[Begin Rows]
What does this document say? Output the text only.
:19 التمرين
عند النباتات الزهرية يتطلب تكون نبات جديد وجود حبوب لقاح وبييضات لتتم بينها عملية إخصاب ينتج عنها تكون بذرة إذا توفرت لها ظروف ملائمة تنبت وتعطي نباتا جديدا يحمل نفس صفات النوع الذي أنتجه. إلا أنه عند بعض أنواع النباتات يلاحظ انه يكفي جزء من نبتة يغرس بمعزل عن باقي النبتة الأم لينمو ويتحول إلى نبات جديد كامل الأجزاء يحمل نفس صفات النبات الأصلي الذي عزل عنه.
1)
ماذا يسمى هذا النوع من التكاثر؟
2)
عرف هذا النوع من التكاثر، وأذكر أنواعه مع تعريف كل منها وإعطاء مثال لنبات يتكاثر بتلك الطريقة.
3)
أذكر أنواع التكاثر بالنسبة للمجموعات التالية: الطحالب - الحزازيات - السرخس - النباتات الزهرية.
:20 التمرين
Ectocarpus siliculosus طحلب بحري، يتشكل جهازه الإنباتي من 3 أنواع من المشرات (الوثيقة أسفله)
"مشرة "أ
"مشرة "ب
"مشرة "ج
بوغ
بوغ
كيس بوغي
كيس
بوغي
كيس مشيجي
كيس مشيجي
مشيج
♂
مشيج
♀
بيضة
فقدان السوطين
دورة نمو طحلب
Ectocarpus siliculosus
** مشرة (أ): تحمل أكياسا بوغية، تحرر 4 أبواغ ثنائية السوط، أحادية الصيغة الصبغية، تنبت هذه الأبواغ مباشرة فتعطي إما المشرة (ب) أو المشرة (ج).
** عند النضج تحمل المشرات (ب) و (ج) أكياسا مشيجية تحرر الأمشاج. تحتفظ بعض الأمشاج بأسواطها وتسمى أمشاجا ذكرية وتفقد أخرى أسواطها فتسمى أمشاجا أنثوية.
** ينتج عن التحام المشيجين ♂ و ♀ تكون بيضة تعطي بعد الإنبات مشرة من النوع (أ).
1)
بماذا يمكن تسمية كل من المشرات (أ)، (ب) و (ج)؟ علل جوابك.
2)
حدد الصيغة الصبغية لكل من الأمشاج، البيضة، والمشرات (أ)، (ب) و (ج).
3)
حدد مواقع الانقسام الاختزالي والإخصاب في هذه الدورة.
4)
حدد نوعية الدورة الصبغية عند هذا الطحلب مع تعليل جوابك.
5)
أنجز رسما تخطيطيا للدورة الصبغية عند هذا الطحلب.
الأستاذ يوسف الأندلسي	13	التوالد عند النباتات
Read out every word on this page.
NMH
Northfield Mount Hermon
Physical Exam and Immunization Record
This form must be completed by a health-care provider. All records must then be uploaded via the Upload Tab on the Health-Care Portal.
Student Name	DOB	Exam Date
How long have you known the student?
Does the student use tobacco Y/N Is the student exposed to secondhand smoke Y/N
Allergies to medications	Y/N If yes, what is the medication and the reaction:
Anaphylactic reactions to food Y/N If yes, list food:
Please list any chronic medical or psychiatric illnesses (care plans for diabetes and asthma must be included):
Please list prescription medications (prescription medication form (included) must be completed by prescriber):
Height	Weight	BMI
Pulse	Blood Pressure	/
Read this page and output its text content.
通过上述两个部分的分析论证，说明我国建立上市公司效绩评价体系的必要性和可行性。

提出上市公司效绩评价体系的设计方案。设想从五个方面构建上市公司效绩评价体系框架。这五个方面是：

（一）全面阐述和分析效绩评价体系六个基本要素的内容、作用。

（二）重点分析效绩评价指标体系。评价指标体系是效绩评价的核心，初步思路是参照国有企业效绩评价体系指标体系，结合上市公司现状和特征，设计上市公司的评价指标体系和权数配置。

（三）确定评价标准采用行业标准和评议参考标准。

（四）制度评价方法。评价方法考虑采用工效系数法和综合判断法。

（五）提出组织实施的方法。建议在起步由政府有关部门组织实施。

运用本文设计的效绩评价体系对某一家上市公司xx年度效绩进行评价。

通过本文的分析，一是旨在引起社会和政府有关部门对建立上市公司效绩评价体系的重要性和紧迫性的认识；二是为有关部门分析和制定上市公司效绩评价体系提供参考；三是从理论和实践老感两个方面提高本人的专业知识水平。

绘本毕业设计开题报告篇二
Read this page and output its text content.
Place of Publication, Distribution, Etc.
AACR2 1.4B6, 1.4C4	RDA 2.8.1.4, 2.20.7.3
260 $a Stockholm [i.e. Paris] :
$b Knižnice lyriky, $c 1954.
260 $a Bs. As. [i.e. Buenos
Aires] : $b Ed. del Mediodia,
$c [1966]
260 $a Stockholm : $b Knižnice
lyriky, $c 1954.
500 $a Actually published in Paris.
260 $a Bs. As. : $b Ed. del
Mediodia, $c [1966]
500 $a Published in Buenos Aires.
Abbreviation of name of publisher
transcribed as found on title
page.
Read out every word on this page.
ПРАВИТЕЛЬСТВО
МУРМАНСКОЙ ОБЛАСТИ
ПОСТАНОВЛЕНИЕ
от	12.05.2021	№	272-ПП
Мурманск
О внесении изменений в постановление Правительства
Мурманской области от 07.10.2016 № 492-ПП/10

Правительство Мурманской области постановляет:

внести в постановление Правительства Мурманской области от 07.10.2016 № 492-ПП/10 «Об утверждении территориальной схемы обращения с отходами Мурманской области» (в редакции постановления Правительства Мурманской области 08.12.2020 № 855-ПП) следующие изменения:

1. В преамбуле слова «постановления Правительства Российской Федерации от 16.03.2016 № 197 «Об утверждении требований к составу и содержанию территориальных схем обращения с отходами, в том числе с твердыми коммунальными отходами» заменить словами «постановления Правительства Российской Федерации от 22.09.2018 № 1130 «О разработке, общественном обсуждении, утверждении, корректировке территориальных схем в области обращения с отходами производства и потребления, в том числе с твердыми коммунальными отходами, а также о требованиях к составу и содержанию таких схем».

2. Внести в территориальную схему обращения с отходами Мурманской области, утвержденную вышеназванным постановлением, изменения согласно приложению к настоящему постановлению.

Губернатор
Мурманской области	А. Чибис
[End Rows]
Copy each line that contains the word "Mediodia".

Problem solution =>
Aires] : $b Ed. del Mediodia,
Mediodia, $c [1966]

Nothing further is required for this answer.